>> START SUPPLIED ENTRIES

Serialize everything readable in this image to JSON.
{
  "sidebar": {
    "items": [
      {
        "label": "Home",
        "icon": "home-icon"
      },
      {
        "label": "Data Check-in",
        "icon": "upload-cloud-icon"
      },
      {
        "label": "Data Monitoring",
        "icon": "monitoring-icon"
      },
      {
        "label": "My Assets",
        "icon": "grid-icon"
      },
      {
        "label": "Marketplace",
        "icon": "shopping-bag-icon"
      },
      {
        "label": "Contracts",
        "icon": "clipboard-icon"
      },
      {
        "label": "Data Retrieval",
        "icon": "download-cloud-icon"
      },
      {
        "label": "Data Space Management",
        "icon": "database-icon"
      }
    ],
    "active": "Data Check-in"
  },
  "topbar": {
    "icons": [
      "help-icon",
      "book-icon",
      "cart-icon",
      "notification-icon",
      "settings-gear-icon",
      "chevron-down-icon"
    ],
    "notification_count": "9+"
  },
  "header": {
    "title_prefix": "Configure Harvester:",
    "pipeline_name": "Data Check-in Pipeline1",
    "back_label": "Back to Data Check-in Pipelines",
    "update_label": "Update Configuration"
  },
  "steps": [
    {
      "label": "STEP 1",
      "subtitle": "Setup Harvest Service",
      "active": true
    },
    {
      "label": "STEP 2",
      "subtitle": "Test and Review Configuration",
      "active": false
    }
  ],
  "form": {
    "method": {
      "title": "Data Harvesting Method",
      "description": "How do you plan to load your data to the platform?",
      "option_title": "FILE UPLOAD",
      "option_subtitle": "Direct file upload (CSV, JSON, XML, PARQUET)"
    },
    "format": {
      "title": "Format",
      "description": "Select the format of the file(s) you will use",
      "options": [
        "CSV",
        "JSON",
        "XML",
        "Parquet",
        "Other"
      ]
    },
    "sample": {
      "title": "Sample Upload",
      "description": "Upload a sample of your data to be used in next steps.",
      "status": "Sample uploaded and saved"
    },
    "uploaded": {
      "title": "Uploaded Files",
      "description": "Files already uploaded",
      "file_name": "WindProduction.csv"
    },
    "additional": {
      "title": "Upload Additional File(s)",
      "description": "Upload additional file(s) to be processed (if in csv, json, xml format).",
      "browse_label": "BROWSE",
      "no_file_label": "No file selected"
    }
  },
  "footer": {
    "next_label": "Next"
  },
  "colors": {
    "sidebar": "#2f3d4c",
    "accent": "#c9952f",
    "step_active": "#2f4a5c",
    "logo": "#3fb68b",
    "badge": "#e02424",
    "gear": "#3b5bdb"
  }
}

>> END SUPPLIED ENTRIES

**AIM OF THE EXERCISE**: State how many lines of the records hold the string "Check", and nothing else.

**WRITTEN RESPONSE**: 4